What lines of the data hold the string "KÜÇÜKÇEKMECE"? Pull each one out.

### Records for this task
=====
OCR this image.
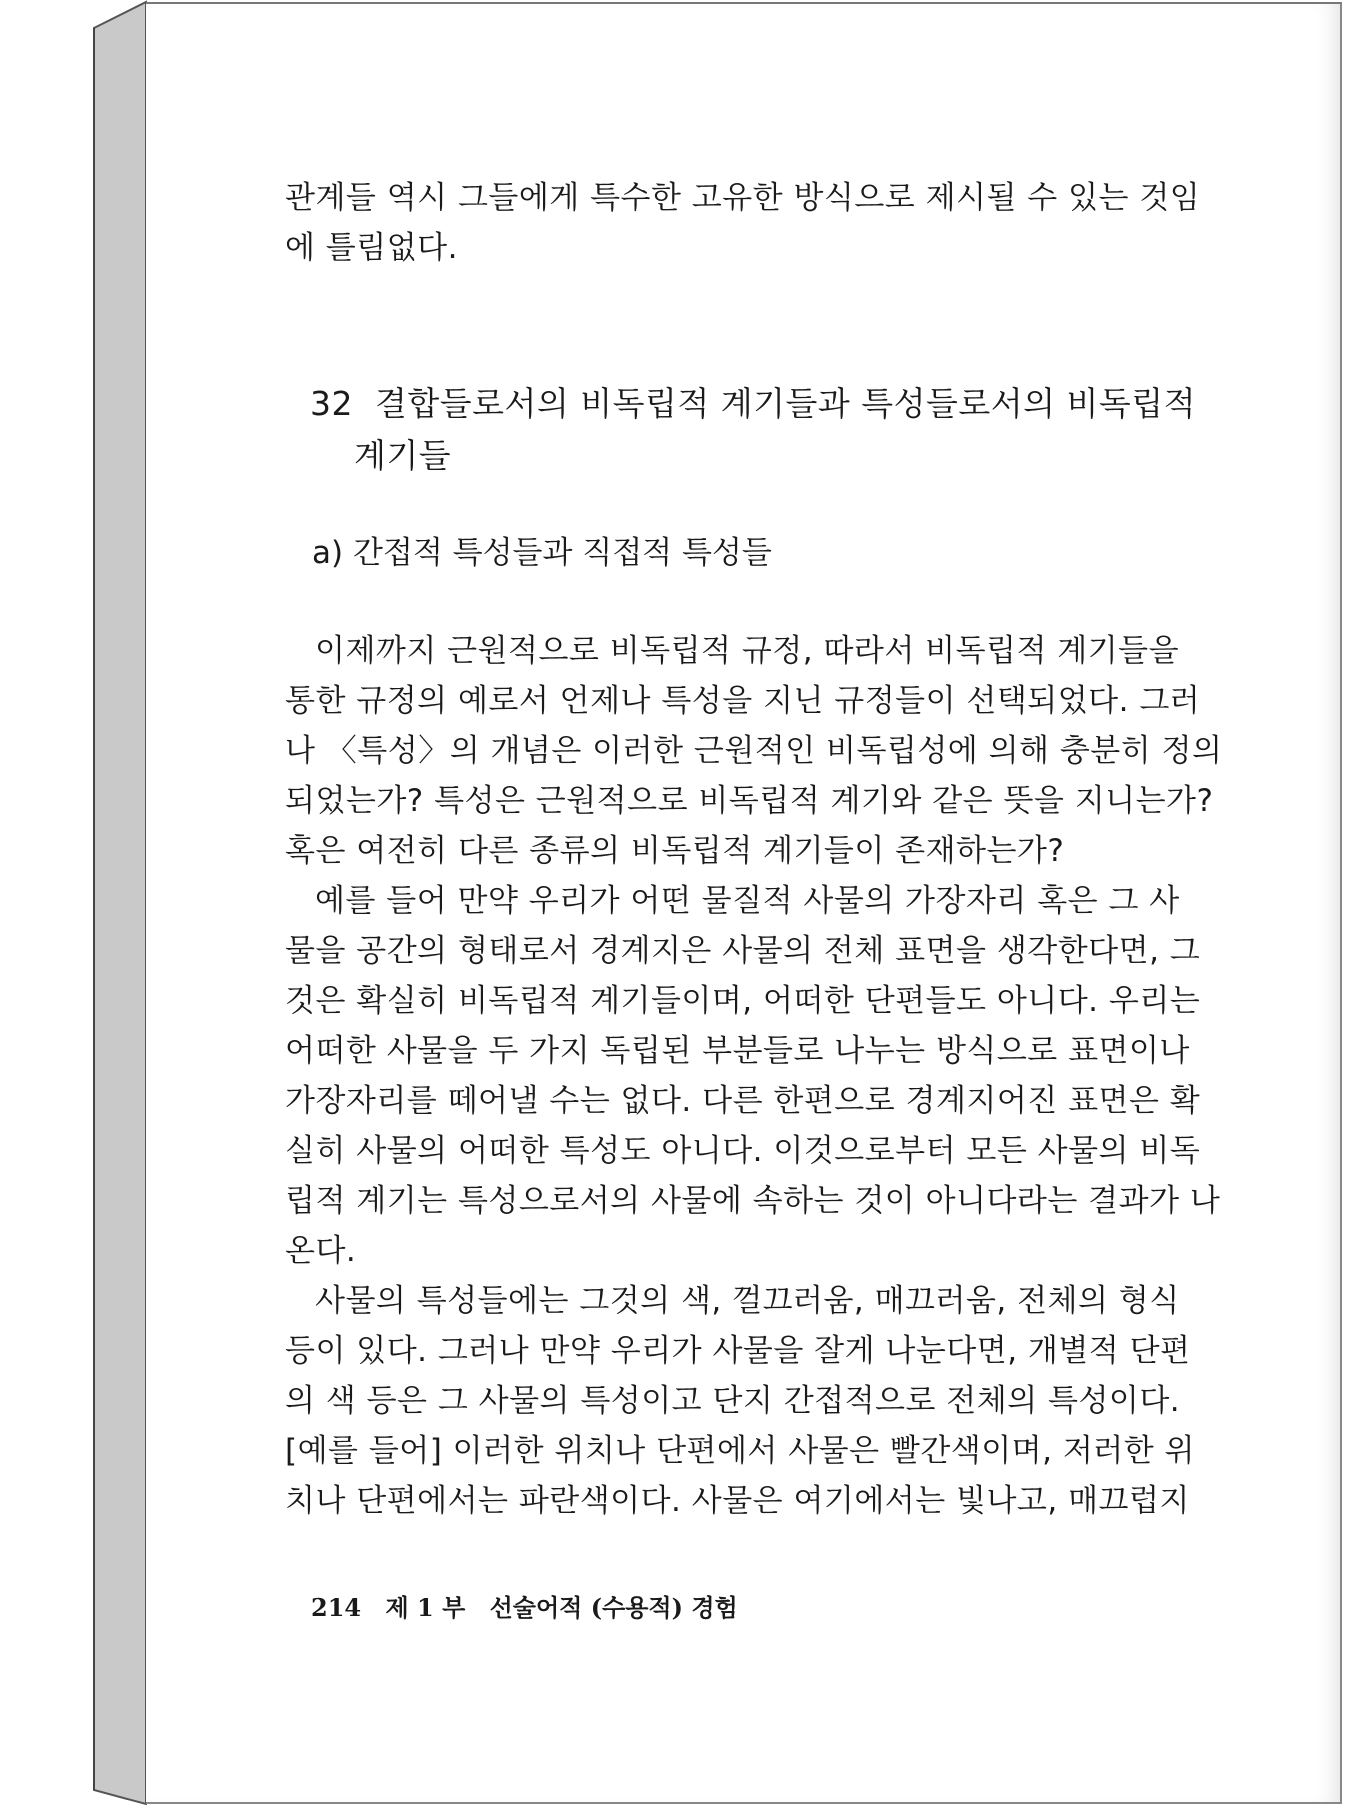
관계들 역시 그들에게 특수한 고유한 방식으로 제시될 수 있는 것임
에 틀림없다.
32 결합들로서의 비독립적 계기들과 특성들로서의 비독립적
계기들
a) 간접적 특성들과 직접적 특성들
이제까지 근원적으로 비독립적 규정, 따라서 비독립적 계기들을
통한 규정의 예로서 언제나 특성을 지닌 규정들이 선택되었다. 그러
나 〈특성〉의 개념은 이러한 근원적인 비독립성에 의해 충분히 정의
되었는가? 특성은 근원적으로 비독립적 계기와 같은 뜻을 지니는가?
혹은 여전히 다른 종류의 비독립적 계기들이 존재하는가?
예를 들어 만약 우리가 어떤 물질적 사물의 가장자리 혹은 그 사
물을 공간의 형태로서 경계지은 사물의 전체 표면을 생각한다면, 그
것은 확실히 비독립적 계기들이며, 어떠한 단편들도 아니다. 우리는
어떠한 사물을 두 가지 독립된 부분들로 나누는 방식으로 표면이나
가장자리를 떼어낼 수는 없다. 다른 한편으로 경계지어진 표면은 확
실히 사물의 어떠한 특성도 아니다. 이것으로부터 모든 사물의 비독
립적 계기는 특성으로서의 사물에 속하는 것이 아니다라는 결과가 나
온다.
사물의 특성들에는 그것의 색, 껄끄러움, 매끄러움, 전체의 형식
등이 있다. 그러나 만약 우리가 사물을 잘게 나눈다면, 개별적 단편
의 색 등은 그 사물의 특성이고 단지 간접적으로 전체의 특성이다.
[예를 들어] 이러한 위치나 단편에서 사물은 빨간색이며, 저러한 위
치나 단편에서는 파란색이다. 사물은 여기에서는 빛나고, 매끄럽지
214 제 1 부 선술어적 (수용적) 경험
=====
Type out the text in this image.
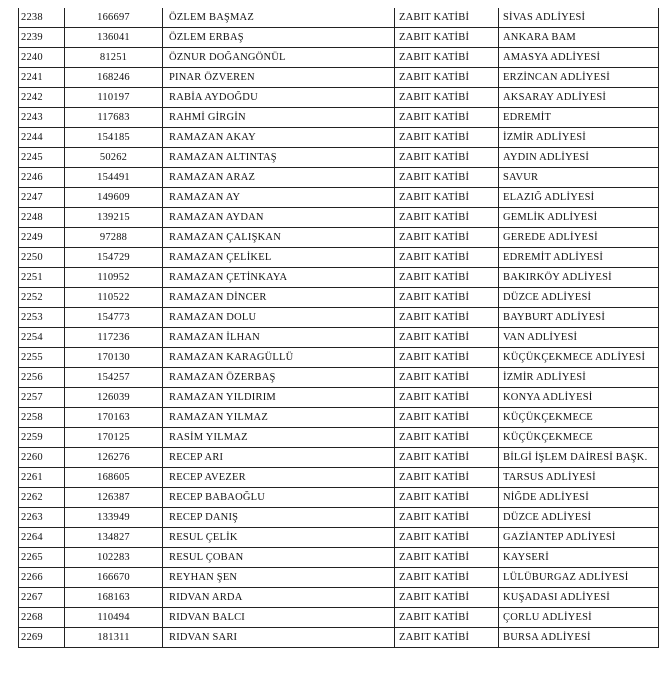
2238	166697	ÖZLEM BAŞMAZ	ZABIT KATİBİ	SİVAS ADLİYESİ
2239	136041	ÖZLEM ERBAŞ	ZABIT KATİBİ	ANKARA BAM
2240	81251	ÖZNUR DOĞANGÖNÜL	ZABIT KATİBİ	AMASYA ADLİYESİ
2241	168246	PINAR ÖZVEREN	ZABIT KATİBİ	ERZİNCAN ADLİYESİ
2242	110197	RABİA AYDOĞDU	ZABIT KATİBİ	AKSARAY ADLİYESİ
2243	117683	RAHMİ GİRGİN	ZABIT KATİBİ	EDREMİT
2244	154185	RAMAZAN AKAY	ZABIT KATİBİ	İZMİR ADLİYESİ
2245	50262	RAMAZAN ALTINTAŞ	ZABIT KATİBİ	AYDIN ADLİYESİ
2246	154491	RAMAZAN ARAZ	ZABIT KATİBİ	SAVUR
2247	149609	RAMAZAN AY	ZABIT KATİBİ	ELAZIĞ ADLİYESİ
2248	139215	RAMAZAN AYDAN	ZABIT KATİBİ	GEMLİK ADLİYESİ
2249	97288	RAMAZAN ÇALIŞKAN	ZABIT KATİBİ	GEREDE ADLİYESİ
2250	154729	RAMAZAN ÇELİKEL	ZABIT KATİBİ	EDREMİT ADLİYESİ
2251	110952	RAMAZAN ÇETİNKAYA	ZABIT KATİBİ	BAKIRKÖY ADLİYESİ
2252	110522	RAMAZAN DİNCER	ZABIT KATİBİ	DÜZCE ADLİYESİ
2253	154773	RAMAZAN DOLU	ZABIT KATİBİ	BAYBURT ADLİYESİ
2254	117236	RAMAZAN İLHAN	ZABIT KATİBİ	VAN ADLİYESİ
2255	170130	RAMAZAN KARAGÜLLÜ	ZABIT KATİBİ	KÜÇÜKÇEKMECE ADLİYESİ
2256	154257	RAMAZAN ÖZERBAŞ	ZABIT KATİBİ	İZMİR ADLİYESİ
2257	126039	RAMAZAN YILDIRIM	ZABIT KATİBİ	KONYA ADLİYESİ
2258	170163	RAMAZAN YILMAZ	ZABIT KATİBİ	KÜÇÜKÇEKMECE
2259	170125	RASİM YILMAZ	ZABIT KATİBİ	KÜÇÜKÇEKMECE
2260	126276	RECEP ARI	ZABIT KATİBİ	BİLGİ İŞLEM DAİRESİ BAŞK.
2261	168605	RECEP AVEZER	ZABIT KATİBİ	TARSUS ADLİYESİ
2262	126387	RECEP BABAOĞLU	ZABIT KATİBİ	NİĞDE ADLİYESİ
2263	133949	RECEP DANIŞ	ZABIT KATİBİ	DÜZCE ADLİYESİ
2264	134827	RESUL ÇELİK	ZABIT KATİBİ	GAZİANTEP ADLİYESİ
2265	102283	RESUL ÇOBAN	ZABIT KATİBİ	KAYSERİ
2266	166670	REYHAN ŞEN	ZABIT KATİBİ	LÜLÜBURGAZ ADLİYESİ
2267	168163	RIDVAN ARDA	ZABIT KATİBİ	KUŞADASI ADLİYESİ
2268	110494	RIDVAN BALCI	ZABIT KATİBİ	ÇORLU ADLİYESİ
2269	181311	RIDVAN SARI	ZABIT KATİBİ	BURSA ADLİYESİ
=====
### Output
2255	170130	RAMAZAN KARAGÜLLÜ	ZABIT KATİBİ	KÜÇÜKÇEKMECE ADLİYESİ
2258	170163	RAMAZAN YILMAZ	ZABIT KATİBİ	KÜÇÜKÇEKMECE
2259	170125	RASİM YILMAZ	ZABIT KATİBİ	KÜÇÜKÇEKMECE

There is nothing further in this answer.